— start —

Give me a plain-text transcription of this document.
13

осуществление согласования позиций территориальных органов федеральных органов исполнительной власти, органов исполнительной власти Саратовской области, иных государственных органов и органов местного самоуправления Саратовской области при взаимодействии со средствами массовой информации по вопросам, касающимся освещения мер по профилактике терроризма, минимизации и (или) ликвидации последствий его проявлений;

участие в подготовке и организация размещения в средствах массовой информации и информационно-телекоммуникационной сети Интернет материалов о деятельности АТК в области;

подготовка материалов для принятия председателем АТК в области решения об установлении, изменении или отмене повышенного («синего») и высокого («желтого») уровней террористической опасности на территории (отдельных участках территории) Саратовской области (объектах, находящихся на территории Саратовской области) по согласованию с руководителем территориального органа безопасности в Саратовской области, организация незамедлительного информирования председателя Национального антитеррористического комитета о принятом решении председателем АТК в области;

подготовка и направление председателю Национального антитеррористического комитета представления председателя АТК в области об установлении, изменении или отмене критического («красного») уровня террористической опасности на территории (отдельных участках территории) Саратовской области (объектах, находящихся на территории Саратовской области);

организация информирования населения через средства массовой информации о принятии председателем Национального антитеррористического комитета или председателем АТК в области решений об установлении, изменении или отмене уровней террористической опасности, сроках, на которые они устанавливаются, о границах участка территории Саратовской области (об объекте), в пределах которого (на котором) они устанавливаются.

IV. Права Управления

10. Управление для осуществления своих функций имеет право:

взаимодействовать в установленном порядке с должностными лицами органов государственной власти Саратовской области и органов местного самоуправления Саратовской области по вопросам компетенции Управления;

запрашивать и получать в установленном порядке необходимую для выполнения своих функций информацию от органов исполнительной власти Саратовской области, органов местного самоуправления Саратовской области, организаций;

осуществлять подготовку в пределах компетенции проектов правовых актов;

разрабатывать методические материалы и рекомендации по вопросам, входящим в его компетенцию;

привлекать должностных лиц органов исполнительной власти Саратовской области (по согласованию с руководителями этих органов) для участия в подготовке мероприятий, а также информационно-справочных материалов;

— end —

### Objective:
Extract all lines from the data in which "участках" is found.

### Answer:
подготовка материалов для принятия председателем АТК в области решения об установлении, изменении или отмене повышенного («синего») и высокого («желтого») уровней террористической опасности на территории (отдельных участках территории) Саратовской области (объектах, находящихся на территории Саратовской области) по согласованию с руководителем территориального органа безопасности в Саратовской области, организация незамедлительного информирования председателя Национального антитеррористического комитета о принятом решении председателем АТК в области;
подготовка и направление председателю Национального антитеррористического комитета представления председателя АТК в области об установлении, изменении или отмене критического («красного») уровня террористической опасности на территории (отдельных участках территории) Саратовской области (объектах, находящихся на территории Саратовской области);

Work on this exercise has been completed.